TASK PROMPT. Copy the lines below as they are; omit the images they contain.

MATERIALS PROVIDED.
==============================

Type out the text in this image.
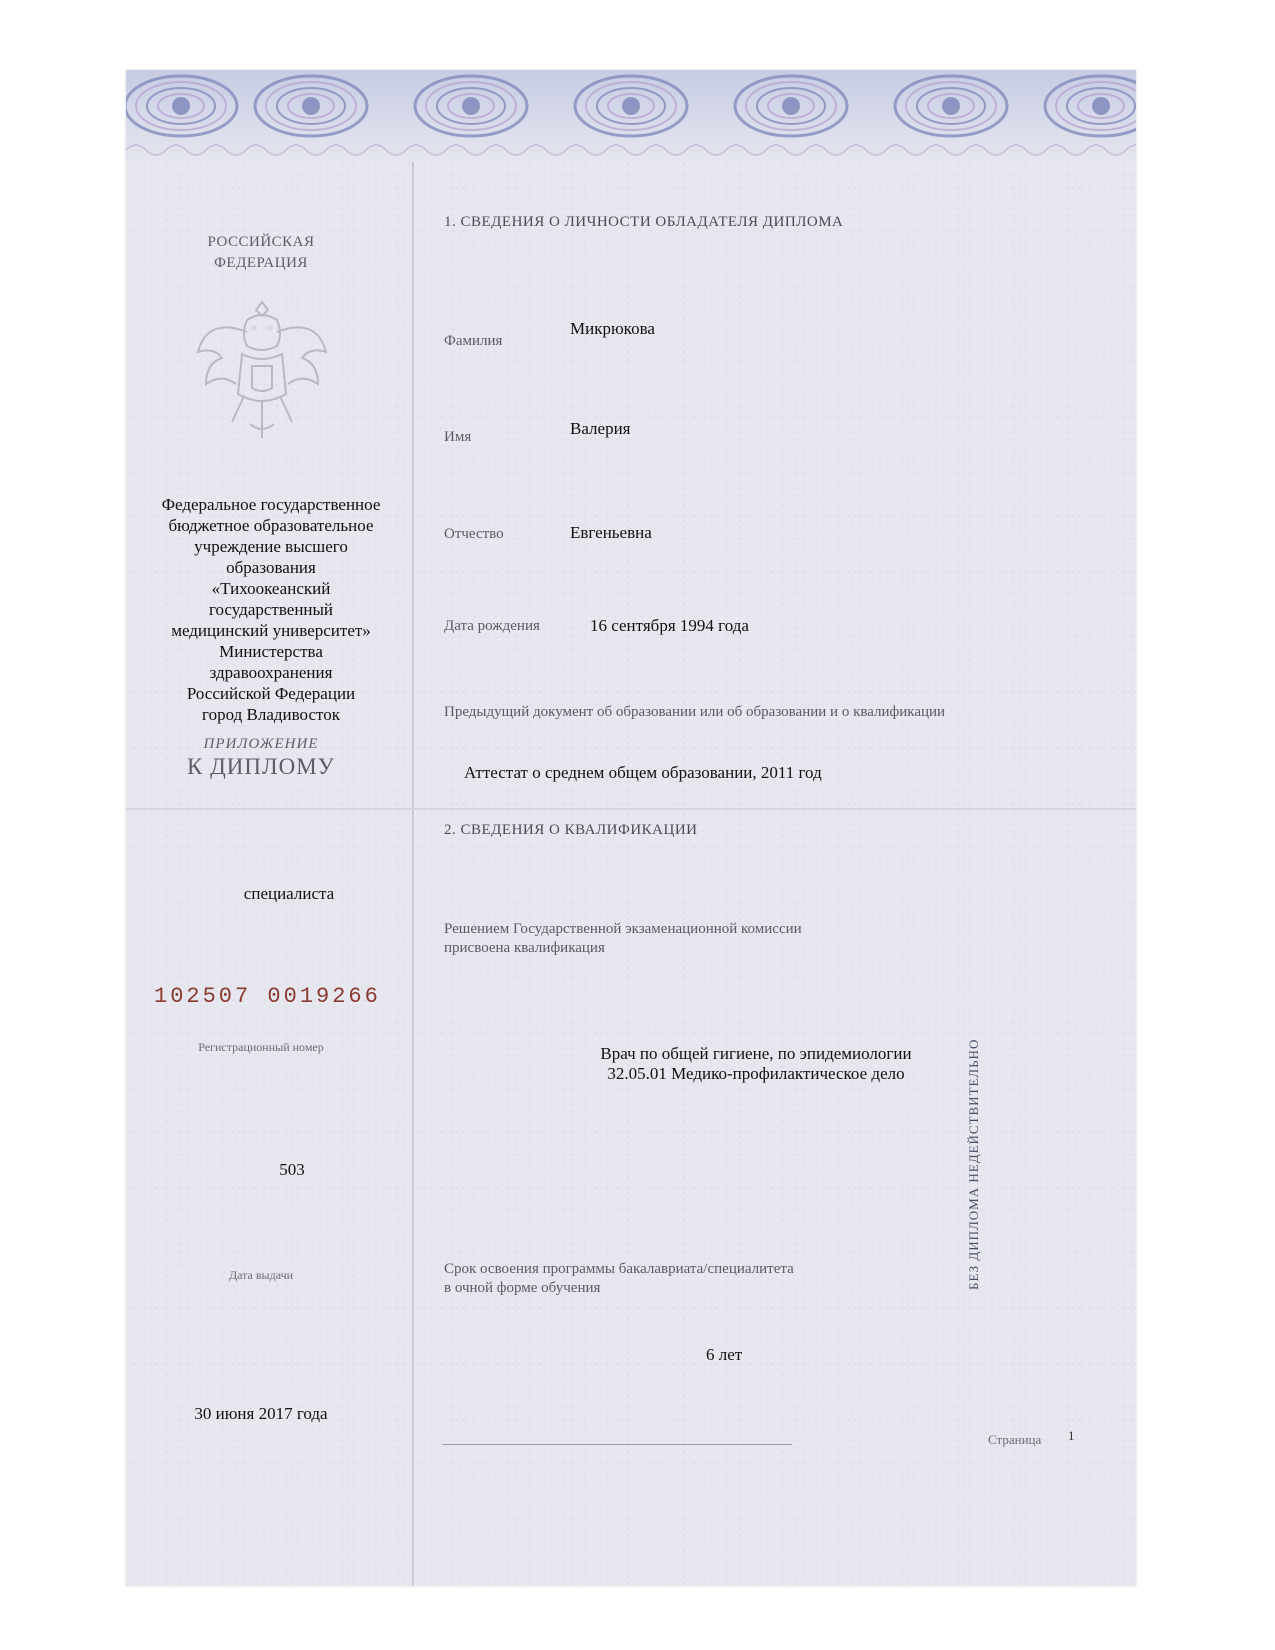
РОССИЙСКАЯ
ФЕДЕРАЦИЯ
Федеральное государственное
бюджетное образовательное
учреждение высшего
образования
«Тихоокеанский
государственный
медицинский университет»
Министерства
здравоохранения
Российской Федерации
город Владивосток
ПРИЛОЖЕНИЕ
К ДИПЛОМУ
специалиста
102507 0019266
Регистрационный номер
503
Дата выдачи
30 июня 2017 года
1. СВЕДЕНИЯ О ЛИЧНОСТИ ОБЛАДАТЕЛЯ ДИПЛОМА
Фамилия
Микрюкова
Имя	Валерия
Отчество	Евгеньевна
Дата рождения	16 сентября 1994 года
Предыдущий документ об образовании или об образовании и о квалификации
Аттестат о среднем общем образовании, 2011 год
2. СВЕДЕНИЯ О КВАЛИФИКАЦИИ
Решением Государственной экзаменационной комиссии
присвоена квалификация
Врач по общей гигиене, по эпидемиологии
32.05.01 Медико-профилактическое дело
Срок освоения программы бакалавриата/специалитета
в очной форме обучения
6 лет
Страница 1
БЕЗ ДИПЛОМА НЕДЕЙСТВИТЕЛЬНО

==============================

REPLY.
Type out the text in this image.
РОССИЙСКАЯ
ФЕДЕРАЦИЯ
Федеральное государственное
бюджетное образовательное
учреждение высшего
образования
«Тихоокеанский
государственный
медицинский университет»
Министерства
здравоохранения
Российской Федерации
город Владивосток
ПРИЛОЖЕНИЕ
К ДИПЛОМУ
специалиста
102507 0019266
Регистрационный номер
503
Дата выдачи
30 июня 2017 года
1. СВЕДЕНИЯ О ЛИЧНОСТИ ОБЛАДАТЕЛЯ ДИПЛОМА
Фамилия
Микрюкова
Имя	Валерия
Отчество	Евгеньевна
Дата рождения	16 сентября 1994 года
Предыдущий документ об образовании или об образовании и о квалификации
Аттестат о среднем общем образовании, 2011 год
2. СВЕДЕНИЯ О КВАЛИФИКАЦИИ
Решением Государственной экзаменационной комиссии
присвоена квалификация
Врач по общей гигиене, по эпидемиологии
32.05.01 Медико-профилактическое дело
Срок освоения программы бакалавриата/специалитета
в очной форме обучения
6 лет
Страница 1
БЕЗ ДИПЛОМА НЕДЕЙСТВИТЕЛЬНО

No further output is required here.